→ **Aim of the exercise**
Reproduce all entries precisely as they are written.

(Part of a data file)
--*--
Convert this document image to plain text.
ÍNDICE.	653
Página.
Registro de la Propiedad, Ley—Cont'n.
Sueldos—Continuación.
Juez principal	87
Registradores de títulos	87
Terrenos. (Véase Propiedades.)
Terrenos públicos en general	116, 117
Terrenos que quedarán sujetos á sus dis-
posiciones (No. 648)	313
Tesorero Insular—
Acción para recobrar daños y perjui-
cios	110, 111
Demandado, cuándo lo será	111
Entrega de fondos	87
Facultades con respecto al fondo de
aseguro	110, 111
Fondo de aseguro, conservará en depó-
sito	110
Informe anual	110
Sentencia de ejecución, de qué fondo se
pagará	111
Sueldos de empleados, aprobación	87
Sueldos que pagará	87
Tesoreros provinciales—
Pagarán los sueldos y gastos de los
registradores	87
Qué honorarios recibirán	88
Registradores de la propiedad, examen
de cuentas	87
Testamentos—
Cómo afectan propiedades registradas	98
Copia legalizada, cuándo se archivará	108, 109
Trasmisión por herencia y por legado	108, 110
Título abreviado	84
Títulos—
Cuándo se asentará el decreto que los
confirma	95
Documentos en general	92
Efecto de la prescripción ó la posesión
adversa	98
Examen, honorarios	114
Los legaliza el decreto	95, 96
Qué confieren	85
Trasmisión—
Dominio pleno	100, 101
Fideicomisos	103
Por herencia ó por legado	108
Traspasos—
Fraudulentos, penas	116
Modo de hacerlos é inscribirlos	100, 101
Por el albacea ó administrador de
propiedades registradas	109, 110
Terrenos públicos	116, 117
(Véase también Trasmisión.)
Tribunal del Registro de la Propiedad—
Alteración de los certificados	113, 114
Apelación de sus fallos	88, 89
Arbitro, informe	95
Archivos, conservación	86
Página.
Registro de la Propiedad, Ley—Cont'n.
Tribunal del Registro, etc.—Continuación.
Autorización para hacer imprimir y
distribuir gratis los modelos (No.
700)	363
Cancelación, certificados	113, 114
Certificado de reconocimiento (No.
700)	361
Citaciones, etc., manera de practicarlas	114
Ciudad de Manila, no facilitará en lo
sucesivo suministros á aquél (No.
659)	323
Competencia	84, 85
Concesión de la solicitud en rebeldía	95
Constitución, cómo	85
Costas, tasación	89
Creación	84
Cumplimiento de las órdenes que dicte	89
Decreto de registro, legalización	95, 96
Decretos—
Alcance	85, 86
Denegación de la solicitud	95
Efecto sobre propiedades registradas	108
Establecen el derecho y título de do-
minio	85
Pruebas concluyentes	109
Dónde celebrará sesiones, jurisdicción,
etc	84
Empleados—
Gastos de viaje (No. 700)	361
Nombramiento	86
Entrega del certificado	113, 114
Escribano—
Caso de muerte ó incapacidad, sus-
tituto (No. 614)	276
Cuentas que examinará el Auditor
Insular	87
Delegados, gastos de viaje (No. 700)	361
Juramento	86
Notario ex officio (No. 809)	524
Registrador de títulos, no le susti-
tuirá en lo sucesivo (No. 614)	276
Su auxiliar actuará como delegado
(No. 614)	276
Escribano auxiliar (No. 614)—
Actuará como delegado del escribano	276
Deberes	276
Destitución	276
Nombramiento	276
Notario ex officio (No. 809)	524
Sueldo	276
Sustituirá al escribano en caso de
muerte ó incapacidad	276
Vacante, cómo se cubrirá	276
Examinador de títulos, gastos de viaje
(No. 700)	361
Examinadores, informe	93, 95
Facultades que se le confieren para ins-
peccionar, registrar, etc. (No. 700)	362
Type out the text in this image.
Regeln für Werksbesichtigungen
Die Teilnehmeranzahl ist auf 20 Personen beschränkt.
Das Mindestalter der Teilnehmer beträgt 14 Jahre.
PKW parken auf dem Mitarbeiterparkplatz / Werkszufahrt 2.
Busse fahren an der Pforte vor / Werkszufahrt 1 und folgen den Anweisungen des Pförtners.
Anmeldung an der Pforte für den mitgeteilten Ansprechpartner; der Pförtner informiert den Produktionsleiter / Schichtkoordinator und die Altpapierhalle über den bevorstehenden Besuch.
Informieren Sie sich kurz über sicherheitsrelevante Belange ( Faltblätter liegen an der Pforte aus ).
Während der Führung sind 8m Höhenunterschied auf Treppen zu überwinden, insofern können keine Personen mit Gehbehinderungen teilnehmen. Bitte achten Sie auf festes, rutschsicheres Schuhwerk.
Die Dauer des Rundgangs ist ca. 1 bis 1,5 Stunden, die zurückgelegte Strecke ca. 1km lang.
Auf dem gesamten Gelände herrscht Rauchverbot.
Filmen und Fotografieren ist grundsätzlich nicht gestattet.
--*--
→ **The reply**
Convert this document image to plain text.
ÍNDICE.	653
Página.
Registro de la Propiedad, Ley—Cont'n.
Sueldos—Continuación.
Juez principal	87
Registradores de títulos	87
Terrenos. (Véase Propiedades.)
Terrenos públicos en general	116, 117
Terrenos que quedarán sujetos á sus dis-
posiciones (No. 648)	313
Tesorero Insular—
Acción para recobrar daños y perjui-
cios	110, 111
Demandado, cuándo lo será	111
Entrega de fondos	87
Facultades con respecto al fondo de
aseguro	110, 111
Fondo de aseguro, conservará en depó-
sito	110
Informe anual	110
Sentencia de ejecución, de qué fondo se
pagará	111
Sueldos de empleados, aprobación	87
Sueldos que pagará	87
Tesoreros provinciales—
Pagarán los sueldos y gastos de los
registradores	87
Qué honorarios recibirán	88
Registradores de la propiedad, examen
de cuentas	87
Testamentos—
Cómo afectan propiedades registradas	98
Copia legalizada, cuándo se archivará	108, 109
Trasmisión por herencia y por legado	108, 110
Título abreviado	84
Títulos—
Cuándo se asentará el decreto que los
confirma	95
Documentos en general	92
Efecto de la prescripción ó la posesión
adversa	98
Examen, honorarios	114
Los legaliza el decreto	95, 96
Qué confieren	85
Trasmisión—
Dominio pleno	100, 101
Fideicomisos	103
Por herencia ó por legado	108
Traspasos—
Fraudulentos, penas	116
Modo de hacerlos é inscribirlos	100, 101
Por el albacea ó administrador de
propiedades registradas	109, 110
Terrenos públicos	116, 117
(Véase también Trasmisión.)
Tribunal del Registro de la Propiedad—
Alteración de los certificados	113, 114
Apelación de sus fallos	88, 89
Arbitro, informe	95
Archivos, conservación	86
Página.
Registro de la Propiedad, Ley—Cont'n.
Tribunal del Registro, etc.—Continuación.
Autorización para hacer imprimir y
distribuir gratis los modelos (No.
700)	363
Cancelación, certificados	113, 114
Certificado de reconocimiento (No.
700)	361
Citaciones, etc., manera de practicarlas	114
Ciudad de Manila, no facilitará en lo
sucesivo suministros á aquél (No.
659)	323
Competencia	84, 85
Concesión de la solicitud en rebeldía	95
Constitución, cómo	85
Costas, tasación	89
Creación	84
Cumplimiento de las órdenes que dicte	89
Decreto de registro, legalización	95, 96
Decretos—
Alcance	85, 86
Denegación de la solicitud	95
Efecto sobre propiedades registradas	108
Establecen el derecho y título de do-
minio	85
Pruebas concluyentes	109
Dónde celebrará sesiones, jurisdicción,
etc	84
Empleados—
Gastos de viaje (No. 700)	361
Nombramiento	86
Entrega del certificado	113, 114
Escribano—
Caso de muerte ó incapacidad, sus-
tituto (No. 614)	276
Cuentas que examinará el Auditor
Insular	87
Delegados, gastos de viaje (No. 700)	361
Juramento	86
Notario ex officio (No. 809)	524
Registrador de títulos, no le susti-
tuirá en lo sucesivo (No. 614)	276
Su auxiliar actuará como delegado
(No. 614)	276
Escribano auxiliar (No. 614)—
Actuará como delegado del escribano	276
Deberes	276
Destitución	276
Nombramiento	276
Notario ex officio (No. 809)	524
Sueldo	276
Sustituirá al escribano en caso de
muerte ó incapacidad	276
Vacante, cómo se cubrirá	276
Examinador de títulos, gastos de viaje
(No. 700)	361
Examinadores, informe	93, 95
Facultades que se le confieren para ins-
peccionar, registrar, etc. (No. 700)	362
Type out the text in this image.
Regeln für Werksbesichtigungen
Die Teilnehmeranzahl ist auf 20 Personen beschränkt.
Das Mindestalter der Teilnehmer beträgt 14 Jahre.
PKW parken auf dem Mitarbeiterparkplatz / Werkszufahrt 2.
Busse fahren an der Pforte vor / Werkszufahrt 1 und folgen den Anweisungen des Pförtners.
Anmeldung an der Pforte für den mitgeteilten Ansprechpartner; der Pförtner informiert den Produktionsleiter / Schichtkoordinator und die Altpapierhalle über den bevorstehenden Besuch.
Informieren Sie sich kurz über sicherheitsrelevante Belange ( Faltblätter liegen an der Pforte aus ).
Während der Führung sind 8m Höhenunterschied auf Treppen zu überwinden, insofern können keine Personen mit Gehbehinderungen teilnehmen. Bitte achten Sie auf festes, rutschsicheres Schuhwerk.
Die Dauer des Rundgangs ist ca. 1 bis 1,5 Stunden, die zurückgelegte Strecke ca. 1km lang.
Auf dem gesamten Gelände herrscht Rauchverbot.
Filmen und Fotografieren ist grundsätzlich nicht gestattet.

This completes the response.